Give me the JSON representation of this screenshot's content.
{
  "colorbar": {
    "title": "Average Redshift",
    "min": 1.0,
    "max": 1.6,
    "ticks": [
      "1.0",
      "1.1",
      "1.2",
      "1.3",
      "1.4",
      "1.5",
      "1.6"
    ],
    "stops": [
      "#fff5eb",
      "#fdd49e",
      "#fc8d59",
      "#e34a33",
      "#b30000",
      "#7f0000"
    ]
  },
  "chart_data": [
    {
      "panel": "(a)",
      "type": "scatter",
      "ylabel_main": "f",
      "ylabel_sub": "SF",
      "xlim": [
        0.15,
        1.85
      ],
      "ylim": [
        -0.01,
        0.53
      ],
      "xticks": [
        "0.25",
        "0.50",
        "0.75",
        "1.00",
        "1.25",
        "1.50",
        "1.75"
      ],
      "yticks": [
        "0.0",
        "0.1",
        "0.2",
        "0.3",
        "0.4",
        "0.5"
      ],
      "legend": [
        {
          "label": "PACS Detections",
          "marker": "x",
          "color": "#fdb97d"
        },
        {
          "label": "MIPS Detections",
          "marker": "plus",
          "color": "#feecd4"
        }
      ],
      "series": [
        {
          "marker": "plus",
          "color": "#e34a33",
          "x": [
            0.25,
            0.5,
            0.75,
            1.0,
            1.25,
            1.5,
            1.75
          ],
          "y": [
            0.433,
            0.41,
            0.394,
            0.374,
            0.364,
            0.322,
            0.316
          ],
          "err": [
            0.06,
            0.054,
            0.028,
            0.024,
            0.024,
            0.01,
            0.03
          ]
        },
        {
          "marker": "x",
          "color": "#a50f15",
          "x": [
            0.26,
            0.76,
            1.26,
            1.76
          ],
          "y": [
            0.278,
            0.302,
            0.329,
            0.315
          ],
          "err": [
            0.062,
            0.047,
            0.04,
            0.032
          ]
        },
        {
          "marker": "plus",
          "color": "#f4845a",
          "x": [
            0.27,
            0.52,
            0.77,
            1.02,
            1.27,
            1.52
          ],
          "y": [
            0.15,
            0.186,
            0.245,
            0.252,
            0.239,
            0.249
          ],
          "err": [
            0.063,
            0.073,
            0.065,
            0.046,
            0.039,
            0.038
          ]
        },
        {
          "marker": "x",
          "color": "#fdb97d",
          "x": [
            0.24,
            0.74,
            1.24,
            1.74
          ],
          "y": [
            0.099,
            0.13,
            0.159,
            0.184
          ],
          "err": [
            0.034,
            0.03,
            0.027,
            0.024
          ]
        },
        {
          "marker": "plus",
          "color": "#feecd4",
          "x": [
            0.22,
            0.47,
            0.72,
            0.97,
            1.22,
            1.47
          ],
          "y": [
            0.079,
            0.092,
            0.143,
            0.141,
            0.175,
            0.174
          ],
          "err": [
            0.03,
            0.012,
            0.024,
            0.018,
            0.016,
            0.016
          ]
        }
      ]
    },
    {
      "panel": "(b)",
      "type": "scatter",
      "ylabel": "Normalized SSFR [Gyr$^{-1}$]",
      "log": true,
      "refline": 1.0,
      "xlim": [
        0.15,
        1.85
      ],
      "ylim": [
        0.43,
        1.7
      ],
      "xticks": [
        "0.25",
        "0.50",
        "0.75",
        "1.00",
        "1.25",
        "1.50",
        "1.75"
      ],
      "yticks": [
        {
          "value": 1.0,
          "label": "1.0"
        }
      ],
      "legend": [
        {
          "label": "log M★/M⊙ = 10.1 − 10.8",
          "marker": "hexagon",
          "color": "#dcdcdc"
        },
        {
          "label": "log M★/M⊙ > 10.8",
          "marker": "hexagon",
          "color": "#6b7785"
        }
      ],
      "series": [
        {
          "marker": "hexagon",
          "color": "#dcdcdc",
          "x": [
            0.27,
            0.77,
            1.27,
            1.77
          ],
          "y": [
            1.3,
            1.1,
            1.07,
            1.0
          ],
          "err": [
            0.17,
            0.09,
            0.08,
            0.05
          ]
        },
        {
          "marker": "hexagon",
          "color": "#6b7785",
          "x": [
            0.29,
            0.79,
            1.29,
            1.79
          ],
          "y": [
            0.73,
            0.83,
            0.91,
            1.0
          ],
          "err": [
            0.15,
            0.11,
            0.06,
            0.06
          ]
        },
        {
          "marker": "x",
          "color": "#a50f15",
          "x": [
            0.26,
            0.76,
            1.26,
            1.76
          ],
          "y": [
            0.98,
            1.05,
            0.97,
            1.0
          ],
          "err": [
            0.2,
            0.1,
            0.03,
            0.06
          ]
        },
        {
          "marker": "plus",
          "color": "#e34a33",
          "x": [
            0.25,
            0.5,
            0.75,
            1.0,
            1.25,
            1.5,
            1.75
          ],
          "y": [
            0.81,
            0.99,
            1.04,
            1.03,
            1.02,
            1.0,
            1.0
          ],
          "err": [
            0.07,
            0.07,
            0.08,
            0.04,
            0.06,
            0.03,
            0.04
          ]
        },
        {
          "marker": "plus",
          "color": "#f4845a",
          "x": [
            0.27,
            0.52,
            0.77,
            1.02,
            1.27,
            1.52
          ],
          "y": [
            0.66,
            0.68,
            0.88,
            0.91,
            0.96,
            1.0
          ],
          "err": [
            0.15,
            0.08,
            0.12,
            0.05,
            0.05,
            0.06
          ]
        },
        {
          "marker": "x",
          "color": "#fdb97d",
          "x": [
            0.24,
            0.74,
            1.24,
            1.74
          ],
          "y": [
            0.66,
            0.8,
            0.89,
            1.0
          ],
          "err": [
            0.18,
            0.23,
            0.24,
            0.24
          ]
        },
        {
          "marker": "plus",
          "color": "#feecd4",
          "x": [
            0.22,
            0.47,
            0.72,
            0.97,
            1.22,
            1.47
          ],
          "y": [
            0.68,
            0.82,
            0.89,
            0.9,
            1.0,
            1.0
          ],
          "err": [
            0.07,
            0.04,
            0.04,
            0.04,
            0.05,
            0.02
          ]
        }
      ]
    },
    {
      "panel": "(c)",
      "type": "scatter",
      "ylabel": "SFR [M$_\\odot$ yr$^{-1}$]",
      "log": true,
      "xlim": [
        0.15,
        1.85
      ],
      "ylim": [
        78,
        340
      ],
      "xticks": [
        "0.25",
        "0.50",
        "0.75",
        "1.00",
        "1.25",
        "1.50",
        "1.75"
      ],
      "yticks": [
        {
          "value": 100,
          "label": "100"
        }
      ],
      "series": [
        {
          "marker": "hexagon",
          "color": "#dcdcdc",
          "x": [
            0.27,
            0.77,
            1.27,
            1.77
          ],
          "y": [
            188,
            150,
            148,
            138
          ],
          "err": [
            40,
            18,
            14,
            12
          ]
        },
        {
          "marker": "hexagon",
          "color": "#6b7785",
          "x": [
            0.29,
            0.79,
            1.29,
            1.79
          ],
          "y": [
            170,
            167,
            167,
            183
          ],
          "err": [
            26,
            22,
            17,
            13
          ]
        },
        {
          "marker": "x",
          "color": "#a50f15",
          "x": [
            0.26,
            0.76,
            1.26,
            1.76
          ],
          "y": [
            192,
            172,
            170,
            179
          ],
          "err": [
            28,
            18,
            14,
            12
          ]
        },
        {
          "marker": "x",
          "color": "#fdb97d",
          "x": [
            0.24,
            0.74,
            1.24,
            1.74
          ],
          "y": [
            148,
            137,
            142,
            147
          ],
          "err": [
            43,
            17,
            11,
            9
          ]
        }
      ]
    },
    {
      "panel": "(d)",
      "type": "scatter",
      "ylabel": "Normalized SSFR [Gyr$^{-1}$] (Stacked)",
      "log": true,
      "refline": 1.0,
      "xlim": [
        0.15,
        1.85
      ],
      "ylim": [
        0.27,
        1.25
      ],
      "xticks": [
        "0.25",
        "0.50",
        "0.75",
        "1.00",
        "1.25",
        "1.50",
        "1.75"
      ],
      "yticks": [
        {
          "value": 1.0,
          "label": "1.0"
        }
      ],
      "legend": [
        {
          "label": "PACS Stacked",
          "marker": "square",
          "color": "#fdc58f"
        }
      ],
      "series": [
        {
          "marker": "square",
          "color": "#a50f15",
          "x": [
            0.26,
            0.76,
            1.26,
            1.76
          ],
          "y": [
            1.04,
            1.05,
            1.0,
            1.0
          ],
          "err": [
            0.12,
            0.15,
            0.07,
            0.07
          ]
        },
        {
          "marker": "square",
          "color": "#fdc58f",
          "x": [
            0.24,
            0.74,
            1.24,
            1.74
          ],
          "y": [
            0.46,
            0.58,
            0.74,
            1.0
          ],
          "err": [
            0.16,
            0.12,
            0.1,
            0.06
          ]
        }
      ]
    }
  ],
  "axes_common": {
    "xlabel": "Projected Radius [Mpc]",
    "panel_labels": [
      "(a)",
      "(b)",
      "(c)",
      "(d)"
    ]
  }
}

INSTRUCTIONS TO FOLLOW: Above are the records. Identify each line that contains the word "SSFR".

EXPECTED ANSWER:
      "ylabel": "Normalized SSFR [Gyr$^{-1}$]",
      "ylabel": "Normalized SSFR [Gyr$^{-1}$] (Stacked)",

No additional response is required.